■ Exercise goal
Among the lines listed below, count those that include the string "services", and state only the count.

■ Dataset entries
—————

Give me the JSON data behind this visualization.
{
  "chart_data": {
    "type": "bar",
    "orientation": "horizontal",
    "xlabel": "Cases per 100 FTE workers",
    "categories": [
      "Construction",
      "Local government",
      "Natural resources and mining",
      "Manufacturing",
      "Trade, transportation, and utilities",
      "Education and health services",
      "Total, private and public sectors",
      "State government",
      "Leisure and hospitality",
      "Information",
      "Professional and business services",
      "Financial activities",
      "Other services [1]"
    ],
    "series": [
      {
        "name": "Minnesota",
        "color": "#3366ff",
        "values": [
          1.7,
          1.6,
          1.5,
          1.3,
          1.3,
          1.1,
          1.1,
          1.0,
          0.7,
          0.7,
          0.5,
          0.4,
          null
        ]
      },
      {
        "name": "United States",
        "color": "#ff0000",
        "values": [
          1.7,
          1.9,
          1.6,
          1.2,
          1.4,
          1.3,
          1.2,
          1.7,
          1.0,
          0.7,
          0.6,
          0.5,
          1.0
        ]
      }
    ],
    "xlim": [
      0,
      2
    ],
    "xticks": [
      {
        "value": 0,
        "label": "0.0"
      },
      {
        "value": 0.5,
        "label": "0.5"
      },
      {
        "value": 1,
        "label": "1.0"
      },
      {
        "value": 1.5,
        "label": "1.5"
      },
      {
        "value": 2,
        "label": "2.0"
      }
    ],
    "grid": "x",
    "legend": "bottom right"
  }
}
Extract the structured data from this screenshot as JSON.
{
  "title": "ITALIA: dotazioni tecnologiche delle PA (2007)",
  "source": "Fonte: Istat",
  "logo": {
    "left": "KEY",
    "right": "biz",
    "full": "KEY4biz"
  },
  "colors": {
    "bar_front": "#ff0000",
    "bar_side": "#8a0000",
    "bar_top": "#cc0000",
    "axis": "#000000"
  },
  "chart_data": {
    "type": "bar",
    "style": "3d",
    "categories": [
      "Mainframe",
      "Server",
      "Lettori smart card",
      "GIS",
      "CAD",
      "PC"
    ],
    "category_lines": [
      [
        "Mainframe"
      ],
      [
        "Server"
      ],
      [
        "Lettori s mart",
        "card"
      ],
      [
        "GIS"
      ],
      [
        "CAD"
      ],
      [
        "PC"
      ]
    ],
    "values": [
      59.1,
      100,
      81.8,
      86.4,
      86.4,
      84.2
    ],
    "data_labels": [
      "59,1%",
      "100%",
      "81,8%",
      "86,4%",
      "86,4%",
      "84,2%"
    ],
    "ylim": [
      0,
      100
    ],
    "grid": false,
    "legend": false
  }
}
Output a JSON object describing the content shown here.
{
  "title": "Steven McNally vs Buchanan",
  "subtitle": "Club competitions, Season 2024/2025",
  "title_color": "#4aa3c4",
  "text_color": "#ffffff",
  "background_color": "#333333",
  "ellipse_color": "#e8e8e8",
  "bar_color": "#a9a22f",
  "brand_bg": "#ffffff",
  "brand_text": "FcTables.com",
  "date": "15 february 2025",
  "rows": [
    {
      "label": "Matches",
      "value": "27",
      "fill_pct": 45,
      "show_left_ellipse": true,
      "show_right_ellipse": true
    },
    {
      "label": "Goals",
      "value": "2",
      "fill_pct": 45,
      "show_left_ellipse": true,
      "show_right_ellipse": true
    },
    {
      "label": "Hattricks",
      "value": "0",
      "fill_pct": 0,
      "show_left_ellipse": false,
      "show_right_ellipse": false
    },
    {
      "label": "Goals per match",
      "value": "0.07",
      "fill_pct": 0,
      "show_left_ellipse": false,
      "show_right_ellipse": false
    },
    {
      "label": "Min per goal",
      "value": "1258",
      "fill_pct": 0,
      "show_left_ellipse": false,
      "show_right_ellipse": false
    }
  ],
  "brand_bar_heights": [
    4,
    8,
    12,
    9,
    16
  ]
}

—————

■ Solution for this problem
3